_Text segment_

┄┄┄┄┄┄┄┄┄┄┄┄┄┄┄┄┄┄┄┄

An EEG-based dual-channel imaginary motion classification for brain computer interface

The concept of brain computer interface (BCI) was introduced in late 80's and has been actively developed over the last two decades. The main goal of the BCI is to develop a control system that could assist individuals suffering severe motor deficits. Electroencephalogram (EEG) acquired from the surface of human scalp is commonly used as an information carrier for most current BCI prototypes. Because of low signal-to-noise ratios and high complexity of the classification problem, a reliable, generalized, and accurate BCI system has not been accomplished yet. This problem is receiving more attention during the last decade due to technological advances and gaming applications.;The objective of the present work was to develop algorithms for EEG analysis targeted at identification of the imaginary (rather than physical) hand movement for BCI applications. Up to date, extensive research has been conducted to classify motor imaginary tasks using multiple EEG channels and complex signal processing algorithms. In this work, motor imaginary classification has been implemented using only two electrodes to reduce computation load while achieving high classification accuracy. The recorded EEG data was pre-processed by a band pass filter to reduce noise and by a spatial filter to reduce the effects of volume conduction. Different methods were implemented to extract features of motor imaginary tasks. The wavelet transform with complex mother wavelet was applied to the pre-processed signal to evaluate Event Related Potential (ERP). The classification was implemented next using a probabilistic neural network, while providing classification accuracy up to 82%. The probabilistic neural network was preferred compared to a complex neural network as it provides higher accuracy with less training time and reduced complexity.

┄┄┄┄┄┄┄┄┄┄┄┄┄┄┄┄┄┄┄┄

_Excerpted data_

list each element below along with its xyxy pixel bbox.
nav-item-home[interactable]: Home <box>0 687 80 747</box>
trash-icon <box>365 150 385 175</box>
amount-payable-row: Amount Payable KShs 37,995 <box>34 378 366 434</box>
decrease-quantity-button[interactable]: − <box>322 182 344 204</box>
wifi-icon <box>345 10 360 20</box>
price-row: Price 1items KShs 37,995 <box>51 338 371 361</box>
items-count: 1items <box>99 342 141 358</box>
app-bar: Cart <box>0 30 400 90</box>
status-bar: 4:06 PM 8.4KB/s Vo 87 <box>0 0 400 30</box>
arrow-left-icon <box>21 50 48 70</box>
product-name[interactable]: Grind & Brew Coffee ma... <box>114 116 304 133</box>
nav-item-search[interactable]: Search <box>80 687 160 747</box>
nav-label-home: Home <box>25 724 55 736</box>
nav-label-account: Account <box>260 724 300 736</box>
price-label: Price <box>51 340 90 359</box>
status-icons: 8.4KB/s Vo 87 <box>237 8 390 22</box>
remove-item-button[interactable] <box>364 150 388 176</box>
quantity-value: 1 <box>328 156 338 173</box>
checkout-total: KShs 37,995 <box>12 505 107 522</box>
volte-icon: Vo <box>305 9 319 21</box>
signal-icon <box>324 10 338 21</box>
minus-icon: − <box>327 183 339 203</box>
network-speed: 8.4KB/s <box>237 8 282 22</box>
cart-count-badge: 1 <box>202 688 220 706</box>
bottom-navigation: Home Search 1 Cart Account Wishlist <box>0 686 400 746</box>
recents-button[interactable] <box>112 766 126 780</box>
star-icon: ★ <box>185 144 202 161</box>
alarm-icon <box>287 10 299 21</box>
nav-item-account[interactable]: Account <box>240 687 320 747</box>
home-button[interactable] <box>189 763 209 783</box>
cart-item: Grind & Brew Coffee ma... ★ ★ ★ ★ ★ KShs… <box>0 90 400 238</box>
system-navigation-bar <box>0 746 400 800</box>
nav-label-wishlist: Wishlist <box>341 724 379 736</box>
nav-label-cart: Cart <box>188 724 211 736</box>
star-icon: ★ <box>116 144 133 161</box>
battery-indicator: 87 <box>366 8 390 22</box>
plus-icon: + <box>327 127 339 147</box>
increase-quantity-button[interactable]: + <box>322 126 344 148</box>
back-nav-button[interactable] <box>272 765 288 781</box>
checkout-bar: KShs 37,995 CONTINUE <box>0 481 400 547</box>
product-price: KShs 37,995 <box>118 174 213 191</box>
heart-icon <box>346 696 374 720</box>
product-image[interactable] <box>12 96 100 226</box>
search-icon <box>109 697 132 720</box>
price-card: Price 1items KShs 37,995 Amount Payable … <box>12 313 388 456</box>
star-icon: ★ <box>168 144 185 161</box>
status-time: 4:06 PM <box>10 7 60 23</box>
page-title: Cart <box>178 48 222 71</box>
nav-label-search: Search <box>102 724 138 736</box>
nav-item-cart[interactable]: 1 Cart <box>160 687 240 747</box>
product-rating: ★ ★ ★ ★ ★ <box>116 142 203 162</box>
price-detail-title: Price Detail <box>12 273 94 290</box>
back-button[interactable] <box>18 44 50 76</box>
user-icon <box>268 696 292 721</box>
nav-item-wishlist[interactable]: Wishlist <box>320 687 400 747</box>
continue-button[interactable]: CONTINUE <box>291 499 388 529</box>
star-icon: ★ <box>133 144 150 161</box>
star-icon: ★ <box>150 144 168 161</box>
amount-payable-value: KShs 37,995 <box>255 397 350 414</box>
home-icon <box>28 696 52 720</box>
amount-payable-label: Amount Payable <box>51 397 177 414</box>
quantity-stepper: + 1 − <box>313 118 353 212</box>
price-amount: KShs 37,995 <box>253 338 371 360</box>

┄┄┄┄┄┄┄┄┄┄┄┄┄┄┄┄┄┄┄┄

_Task instructions_
Reproduce the entire abstract on classifying imagined hand movement from two EEG channels word for word. The items are separate material from the abstract.

_Answer space_
An EEG-based dual-channel imaginary motion classification for brain computer interface

The concept of brain computer interface (BCI) was introduced in late 80's and has been actively developed over the last two decades. The main goal of the BCI is to develop a control system that could assist individuals suffering severe motor deficits. Electroencephalogram (EEG) acquired from the surface of human scalp is commonly used as an information carrier for most current BCI prototypes. Because of low signal-to-noise ratios and high complexity of the classification problem, a reliable, generalized, and accurate BCI system has not been accomplished yet. This problem is receiving more attention during the last decade due to technological advances and gaming applications.;The objective of the present work was to develop algorithms for EEG analysis targeted at identification of the imaginary (rather than physical) hand movement for BCI applications. Up to date, extensive research has been conducted to classify motor imaginary tasks using multiple EEG channels and complex signal processing algorithms. In this work, motor imaginary classification has been implemented using only two electrodes to reduce computation load while achieving high classification accuracy. The recorded EEG data was pre-processed by a band pass filter to reduce noise and by a spatial filter to reduce the effects of volume conduction. Different methods were implemented to extract features of motor imaginary tasks. The wavelet transform with complex mother wavelet was applied to the pre-processed signal to evaluate Event Related Potential (ERP). The classification was implemented next using a probabilistic neural network, while providing classification accuracy up to 82%. The probabilistic neural network was preferred compared to a complex neural network as it provides higher accuracy with less training time and reduced complexity.